───── Records for the task ─────
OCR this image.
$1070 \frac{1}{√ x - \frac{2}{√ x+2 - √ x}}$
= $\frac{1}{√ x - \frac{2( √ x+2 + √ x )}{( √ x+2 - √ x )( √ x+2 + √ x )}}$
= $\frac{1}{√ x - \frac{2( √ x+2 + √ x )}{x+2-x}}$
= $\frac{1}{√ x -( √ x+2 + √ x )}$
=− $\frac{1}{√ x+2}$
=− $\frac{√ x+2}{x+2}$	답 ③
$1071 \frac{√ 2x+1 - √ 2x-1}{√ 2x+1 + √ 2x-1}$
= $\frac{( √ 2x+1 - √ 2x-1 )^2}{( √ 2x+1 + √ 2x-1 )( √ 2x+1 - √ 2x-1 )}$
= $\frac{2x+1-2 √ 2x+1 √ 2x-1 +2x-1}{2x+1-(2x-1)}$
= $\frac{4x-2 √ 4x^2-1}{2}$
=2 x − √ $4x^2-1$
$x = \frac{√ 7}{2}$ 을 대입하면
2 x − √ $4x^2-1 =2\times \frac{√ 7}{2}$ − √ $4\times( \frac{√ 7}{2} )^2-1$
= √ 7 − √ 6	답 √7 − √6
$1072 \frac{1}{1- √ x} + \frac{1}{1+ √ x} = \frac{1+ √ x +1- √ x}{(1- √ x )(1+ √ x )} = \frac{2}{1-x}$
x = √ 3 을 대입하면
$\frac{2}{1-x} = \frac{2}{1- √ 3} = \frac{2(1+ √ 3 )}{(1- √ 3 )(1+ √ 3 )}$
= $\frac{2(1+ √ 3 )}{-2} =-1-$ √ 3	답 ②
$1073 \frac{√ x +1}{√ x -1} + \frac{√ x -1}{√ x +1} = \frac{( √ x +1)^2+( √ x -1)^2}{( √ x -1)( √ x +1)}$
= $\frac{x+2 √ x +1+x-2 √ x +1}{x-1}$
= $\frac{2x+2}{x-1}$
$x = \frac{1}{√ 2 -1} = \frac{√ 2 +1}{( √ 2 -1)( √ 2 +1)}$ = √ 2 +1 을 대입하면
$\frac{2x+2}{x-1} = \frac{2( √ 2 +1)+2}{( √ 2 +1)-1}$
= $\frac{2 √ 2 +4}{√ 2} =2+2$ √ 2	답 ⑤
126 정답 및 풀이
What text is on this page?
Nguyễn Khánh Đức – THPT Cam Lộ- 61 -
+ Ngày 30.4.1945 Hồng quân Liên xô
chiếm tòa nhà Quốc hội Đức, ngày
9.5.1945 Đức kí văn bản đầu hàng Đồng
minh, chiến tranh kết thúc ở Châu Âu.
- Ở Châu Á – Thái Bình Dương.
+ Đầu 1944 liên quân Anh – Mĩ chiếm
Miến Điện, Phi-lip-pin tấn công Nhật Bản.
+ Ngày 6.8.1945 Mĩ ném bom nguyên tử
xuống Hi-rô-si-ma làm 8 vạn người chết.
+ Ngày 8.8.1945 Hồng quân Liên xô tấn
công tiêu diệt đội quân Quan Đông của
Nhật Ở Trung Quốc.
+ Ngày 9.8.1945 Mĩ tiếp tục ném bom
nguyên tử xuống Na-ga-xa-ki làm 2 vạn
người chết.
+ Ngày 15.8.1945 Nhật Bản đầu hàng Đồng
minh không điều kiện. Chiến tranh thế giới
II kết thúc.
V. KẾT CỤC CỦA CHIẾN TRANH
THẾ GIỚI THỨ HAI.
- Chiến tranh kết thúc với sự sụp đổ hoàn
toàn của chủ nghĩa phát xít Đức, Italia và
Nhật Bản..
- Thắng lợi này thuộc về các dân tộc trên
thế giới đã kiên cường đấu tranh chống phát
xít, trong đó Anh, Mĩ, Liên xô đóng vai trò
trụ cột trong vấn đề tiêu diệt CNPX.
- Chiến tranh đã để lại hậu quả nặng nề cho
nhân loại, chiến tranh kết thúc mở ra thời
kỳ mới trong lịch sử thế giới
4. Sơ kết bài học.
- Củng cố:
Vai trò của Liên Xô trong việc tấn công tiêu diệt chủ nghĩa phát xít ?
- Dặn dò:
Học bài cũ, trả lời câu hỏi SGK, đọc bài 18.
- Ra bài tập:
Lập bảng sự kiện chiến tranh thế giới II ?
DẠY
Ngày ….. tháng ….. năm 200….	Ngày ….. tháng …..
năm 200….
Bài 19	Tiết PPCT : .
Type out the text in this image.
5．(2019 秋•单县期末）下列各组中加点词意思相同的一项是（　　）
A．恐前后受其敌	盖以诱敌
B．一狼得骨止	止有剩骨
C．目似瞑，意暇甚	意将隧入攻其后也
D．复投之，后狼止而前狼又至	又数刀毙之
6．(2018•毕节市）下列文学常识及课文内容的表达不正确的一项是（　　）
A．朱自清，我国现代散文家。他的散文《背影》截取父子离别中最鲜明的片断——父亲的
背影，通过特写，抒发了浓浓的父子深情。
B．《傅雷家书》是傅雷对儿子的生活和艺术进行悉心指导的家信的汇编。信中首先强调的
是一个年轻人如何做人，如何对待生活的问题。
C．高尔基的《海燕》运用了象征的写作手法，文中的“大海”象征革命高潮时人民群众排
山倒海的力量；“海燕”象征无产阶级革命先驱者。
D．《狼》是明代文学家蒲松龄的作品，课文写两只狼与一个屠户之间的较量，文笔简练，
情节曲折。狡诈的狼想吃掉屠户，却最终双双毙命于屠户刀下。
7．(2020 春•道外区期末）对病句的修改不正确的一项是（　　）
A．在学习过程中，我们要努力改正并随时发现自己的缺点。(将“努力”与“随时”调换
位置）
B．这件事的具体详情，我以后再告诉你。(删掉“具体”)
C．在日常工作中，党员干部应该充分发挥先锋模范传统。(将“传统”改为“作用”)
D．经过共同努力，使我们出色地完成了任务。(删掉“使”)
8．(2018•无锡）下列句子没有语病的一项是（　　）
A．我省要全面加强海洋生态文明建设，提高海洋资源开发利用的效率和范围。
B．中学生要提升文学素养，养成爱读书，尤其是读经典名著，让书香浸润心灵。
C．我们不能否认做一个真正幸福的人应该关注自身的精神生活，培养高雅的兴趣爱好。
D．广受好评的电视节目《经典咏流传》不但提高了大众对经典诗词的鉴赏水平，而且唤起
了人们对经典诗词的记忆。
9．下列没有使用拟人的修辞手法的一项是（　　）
─────
Goal of the exercise.
Go through the records and gather the lines that hold "kiện".

Solution for this exercise.
minh không điều kiện. Chiến tranh thế giới
Lập bảng sự kiện chiến tranh thế giới II ?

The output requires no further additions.